= Extracted records =

==========

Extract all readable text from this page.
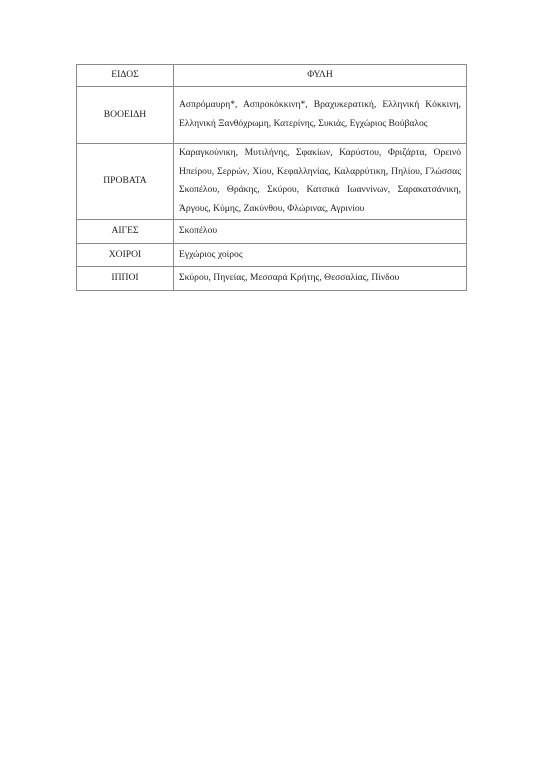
ΕΙΔΟΣ	ΦΥΛΗ
ΒΟΟΕΙΔΗ	Ασπρόμαυρη*, Ασπροκόκκινη*, Βραχυκερατική, Ελληνική Κόκκινη, Ελληνική Ξανθόχρωμη, Κατερίνης, Συκιάς, Εγχώριος Βούβαλος
ΠΡΟΒΑΤΑ	Καραγκούνικη, Μυτιλήνης, Σφακίων, Καρύστου, Φριζάρτα, Ορεινό Ηπείρου, Σερρών, Χίου, Κεφαλληνίας, Καλαρρύτικη, Πηλίου, Γλώσσας Σκοπέλου, Θράκης, Σκύρου, Κατσικά Ιωαννίνων, Σαρακατσάνικη, Άργους, Κύμης, Ζακύνθου, Φλώρινας, Αγρινίου
ΑΙΓΕΣ	Σκοπέλου
ΧΟΙΡΟΙ	Εγχώριος χοίρος
ΙΠΠΟΙ	Σκύρου, Πηνείας, Μεσσαρά Κρήτης, Θεσσαλίας, Πίνδου
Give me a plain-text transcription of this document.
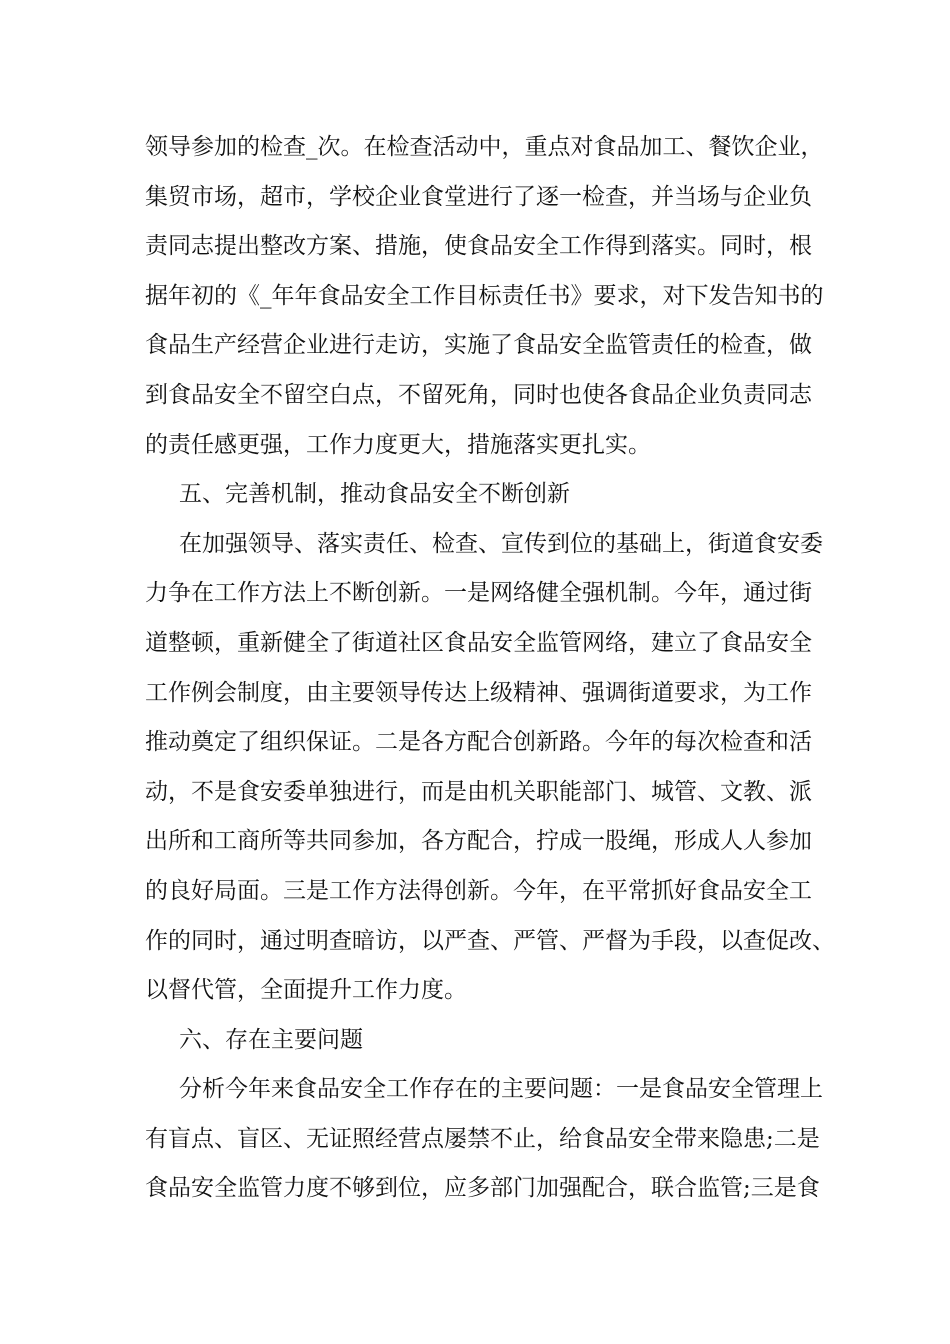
领导参加的检查_次。在检查活动中，重点对食品加工、餐饮企业，
集贸市场，超市，学校企业食堂进行了逐一检查，并当场与企业负
责同志提出整改方案、措施，使食品安全工作得到落实。同时，根
据年初的《_年年食品安全工作目标责任书》要求，对下发告知书的
食品生产经营企业进行走访，实施了食品安全监管责任的检查，做
到食品安全不留空白点，不留死角，同时也使各食品企业负责同志
的责任感更强，工作力度更大，措施落实更扎实。
五、完善机制，推动食品安全不断创新
在加强领导、落实责任、检查、宣传到位的基础上，街道食安委
力争在工作方法上不断创新。一是网络健全强机制。今年，通过街
道整顿，重新健全了街道社区食品安全监管网络，建立了食品安全
工作例会制度，由主要领导传达上级精神、强调街道要求，为工作
推动奠定了组织保证。二是各方配合创新路。今年的每次检查和活
动，不是食安委单独进行，而是由机关职能部门、城管、文教、派
出所和工商所等共同参加，各方配合，拧成一股绳，形成人人参加
的良好局面。三是工作方法得创新。今年，在平常抓好食品安全工
作的同时，通过明查暗访，以严查、严管、严督为手段，以查促改、
以督代管，全面提升工作力度。
六、存在主要问题
分析今年来食品安全工作存在的主要问题：一是食品安全管理上
有盲点、盲区、无证照经营点屡禁不止，给食品安全带来隐患;二是
食品安全监管力度不够到位，应多部门加强配合，联合监管;三是食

==========

= Given exercise =
All entries are to be retyped exactly. Omit any embedded images.

= Task response =
Extract all readable text from this page.
ΕΙΔΟΣ	ΦΥΛΗ
ΒΟΟΕΙΔΗ	Ασπρόμαυρη*, Ασπροκόκκινη*, Βραχυκερατική, Ελληνική Κόκκινη, Ελληνική Ξανθόχρωμη, Κατερίνης, Συκιάς, Εγχώριος Βούβαλος
ΠΡΟΒΑΤΑ	Καραγκούνικη, Μυτιλήνης, Σφακίων, Καρύστου, Φριζάρτα, Ορεινό Ηπείρου, Σερρών, Χίου, Κεφαλληνίας, Καλαρρύτικη, Πηλίου, Γλώσσας Σκοπέλου, Θράκης, Σκύρου, Κατσικά Ιωαννίνων, Σαρακατσάνικη, Άργους, Κύμης, Ζακύνθου, Φλώρινας, Αγρινίου
ΑΙΓΕΣ	Σκοπέλου
ΧΟΙΡΟΙ	Εγχώριος χοίρος
ΙΠΠΟΙ	Σκύρου, Πηνείας, Μεσσαρά Κρήτης, Θεσσαλίας, Πίνδου
Give me a plain-text transcription of this document.
领导参加的检查_次。在检查活动中，重点对食品加工、餐饮企业，
集贸市场，超市，学校企业食堂进行了逐一检查，并当场与企业负
责同志提出整改方案、措施，使食品安全工作得到落实。同时，根
据年初的《_年年食品安全工作目标责任书》要求，对下发告知书的
食品生产经营企业进行走访，实施了食品安全监管责任的检查，做
到食品安全不留空白点，不留死角，同时也使各食品企业负责同志
的责任感更强，工作力度更大，措施落实更扎实。
五、完善机制，推动食品安全不断创新
在加强领导、落实责任、检查、宣传到位的基础上，街道食安委
力争在工作方法上不断创新。一是网络健全强机制。今年，通过街
道整顿，重新健全了街道社区食品安全监管网络，建立了食品安全
工作例会制度，由主要领导传达上级精神、强调街道要求，为工作
推动奠定了组织保证。二是各方配合创新路。今年的每次检查和活
动，不是食安委单独进行，而是由机关职能部门、城管、文教、派
出所和工商所等共同参加，各方配合，拧成一股绳，形成人人参加
的良好局面。三是工作方法得创新。今年，在平常抓好食品安全工
作的同时，通过明查暗访，以严查、严管、严督为手段，以查促改、
以督代管，全面提升工作力度。
六、存在主要问题
分析今年来食品安全工作存在的主要问题：一是食品安全管理上
有盲点、盲区、无证照经营点屡禁不止，给食品安全带来隐患;二是
食品安全监管力度不够到位，应多部门加强配合，联合监管;三是食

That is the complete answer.